**Data entries**
====

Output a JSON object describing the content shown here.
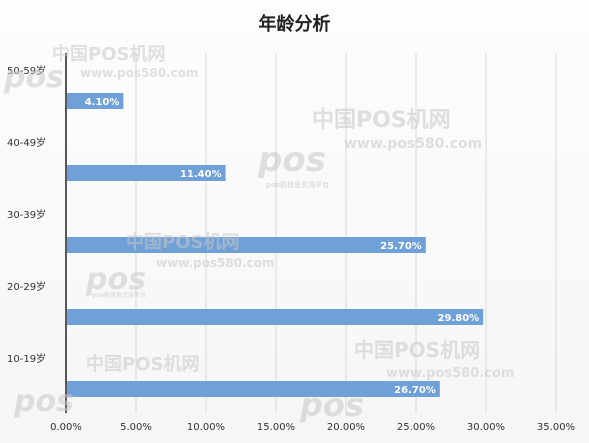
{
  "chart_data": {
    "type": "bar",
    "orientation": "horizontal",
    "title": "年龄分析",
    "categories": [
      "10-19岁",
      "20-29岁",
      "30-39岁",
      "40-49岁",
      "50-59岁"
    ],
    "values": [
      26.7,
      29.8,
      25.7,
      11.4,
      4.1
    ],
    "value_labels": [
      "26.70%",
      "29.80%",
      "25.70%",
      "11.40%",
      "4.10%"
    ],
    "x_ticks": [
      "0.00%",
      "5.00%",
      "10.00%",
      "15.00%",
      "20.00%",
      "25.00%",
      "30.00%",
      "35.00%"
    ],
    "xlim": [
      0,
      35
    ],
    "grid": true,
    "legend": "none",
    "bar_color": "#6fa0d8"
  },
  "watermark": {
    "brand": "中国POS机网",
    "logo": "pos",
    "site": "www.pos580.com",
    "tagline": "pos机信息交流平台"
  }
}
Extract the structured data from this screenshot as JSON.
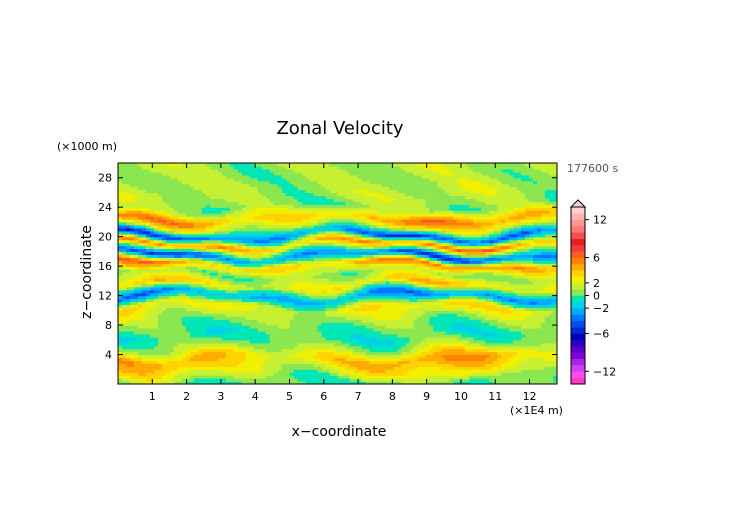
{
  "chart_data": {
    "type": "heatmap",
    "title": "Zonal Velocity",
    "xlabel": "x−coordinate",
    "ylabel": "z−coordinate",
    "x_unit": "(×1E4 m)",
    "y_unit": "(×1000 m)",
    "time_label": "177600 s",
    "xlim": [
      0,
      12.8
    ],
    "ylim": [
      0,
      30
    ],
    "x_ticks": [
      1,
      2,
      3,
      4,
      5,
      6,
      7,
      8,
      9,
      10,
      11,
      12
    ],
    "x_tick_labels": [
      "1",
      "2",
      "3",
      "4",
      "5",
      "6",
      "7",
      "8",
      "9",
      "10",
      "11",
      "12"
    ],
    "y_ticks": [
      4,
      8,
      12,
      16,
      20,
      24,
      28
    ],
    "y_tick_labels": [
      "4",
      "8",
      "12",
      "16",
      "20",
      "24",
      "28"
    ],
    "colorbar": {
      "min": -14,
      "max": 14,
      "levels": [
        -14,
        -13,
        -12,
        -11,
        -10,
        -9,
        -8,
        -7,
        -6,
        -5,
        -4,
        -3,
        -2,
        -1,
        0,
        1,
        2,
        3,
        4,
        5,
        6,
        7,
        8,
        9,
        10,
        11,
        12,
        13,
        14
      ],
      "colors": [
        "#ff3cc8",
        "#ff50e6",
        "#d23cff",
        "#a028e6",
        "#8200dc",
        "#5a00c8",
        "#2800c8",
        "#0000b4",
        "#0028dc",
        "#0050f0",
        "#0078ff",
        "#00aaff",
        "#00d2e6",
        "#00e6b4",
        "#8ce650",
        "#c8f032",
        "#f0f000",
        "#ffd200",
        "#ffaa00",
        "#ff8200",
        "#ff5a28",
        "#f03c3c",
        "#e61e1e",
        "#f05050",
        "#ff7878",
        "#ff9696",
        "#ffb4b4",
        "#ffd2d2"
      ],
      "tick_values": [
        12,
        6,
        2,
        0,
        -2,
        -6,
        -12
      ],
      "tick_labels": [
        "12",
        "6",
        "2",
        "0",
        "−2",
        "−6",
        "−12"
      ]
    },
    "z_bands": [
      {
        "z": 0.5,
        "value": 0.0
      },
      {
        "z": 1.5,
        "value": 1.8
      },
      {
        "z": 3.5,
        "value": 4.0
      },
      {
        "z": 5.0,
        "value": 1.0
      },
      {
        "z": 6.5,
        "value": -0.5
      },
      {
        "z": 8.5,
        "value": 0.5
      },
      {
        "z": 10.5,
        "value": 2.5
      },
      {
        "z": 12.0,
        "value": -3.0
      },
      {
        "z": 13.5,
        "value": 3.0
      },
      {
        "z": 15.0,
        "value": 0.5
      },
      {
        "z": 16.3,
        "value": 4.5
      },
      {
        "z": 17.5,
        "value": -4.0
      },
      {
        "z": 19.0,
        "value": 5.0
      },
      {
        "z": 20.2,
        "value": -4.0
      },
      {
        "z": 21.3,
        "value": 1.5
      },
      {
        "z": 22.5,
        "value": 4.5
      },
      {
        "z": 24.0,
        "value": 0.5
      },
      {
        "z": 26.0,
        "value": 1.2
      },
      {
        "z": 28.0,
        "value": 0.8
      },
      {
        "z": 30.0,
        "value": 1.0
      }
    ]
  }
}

====

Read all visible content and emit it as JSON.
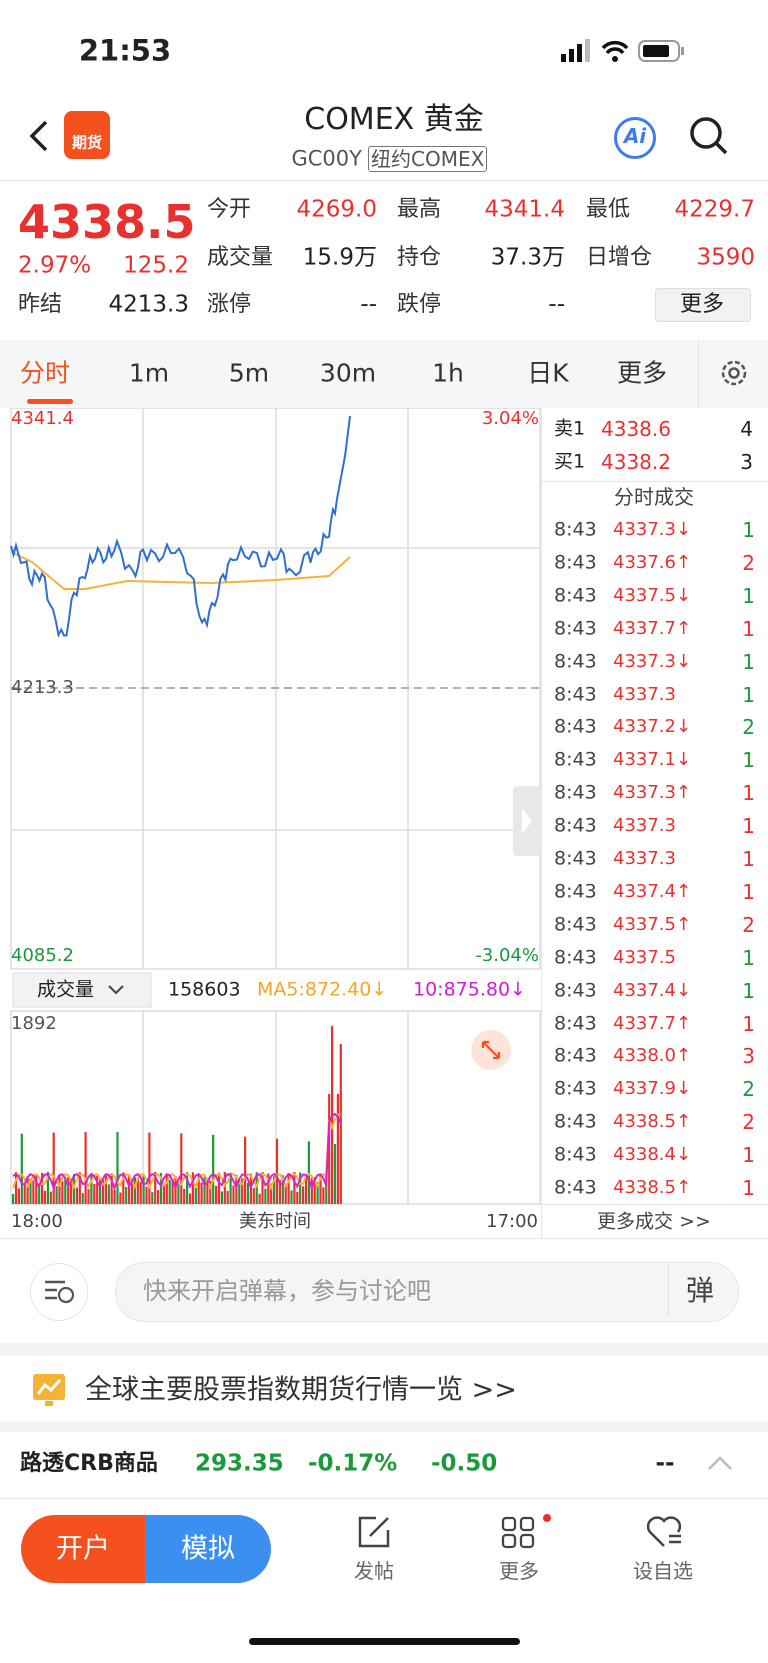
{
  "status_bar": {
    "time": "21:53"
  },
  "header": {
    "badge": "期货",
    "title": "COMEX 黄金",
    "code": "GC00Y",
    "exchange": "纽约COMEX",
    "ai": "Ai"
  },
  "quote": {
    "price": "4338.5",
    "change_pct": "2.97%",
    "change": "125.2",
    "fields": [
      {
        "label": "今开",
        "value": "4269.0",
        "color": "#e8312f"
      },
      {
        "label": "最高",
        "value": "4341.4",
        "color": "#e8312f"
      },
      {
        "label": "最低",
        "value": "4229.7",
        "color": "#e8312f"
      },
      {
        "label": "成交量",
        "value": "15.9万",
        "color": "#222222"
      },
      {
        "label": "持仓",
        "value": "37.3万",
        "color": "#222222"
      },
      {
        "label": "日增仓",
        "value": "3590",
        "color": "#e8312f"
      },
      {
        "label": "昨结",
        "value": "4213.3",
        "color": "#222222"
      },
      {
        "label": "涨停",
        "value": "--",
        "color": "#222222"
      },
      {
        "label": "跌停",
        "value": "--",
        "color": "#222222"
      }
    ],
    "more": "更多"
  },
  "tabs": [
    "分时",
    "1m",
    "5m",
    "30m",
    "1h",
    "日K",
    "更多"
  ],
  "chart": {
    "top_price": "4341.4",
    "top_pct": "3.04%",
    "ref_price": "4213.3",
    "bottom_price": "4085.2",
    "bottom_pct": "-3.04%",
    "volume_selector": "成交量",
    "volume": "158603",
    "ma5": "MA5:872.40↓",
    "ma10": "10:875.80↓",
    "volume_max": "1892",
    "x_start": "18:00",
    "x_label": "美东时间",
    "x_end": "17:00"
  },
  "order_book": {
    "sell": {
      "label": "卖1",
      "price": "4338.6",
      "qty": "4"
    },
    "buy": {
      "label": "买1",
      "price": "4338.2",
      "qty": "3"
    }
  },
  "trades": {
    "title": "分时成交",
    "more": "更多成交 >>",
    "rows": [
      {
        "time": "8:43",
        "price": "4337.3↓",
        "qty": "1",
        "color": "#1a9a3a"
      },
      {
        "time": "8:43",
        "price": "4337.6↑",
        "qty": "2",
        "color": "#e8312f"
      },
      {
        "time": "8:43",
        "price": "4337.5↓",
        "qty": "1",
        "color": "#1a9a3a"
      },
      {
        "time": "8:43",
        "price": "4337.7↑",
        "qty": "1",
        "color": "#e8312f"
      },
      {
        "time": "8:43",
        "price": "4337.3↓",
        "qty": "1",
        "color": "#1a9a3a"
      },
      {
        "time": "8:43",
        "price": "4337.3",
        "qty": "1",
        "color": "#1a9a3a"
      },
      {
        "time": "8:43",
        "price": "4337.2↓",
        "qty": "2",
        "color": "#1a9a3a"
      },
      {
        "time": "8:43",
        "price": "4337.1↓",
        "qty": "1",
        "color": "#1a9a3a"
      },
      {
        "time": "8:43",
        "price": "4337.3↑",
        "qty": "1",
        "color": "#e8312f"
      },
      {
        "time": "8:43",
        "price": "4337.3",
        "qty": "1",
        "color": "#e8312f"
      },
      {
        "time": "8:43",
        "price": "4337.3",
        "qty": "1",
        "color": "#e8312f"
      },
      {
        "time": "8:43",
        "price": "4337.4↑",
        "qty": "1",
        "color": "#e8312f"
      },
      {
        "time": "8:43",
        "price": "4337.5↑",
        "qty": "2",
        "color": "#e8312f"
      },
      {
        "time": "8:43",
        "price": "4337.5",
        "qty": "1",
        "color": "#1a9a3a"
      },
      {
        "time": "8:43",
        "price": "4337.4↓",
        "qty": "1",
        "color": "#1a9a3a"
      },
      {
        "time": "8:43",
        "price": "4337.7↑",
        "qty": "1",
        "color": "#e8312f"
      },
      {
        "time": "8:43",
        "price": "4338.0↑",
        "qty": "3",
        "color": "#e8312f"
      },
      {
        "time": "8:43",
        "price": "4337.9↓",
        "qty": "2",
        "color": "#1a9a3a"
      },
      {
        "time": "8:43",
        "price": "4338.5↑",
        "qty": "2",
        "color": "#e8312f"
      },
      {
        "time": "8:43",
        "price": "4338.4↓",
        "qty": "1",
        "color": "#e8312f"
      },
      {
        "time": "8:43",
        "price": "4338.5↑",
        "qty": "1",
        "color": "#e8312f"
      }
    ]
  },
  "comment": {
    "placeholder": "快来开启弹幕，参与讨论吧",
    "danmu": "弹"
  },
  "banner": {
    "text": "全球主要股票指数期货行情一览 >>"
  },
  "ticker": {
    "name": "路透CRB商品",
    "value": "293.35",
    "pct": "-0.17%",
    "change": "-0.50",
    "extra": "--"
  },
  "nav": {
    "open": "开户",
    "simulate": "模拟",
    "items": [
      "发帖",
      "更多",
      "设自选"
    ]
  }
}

====

**What you should do**
Which lines hold the string "title"? Copy all of them from the data above.

**Exercise output**
    "title": "年龄分析",
    "title": "Zonal Velocity",
    "title": "COMEX 黄金",
    "title": "分时成交",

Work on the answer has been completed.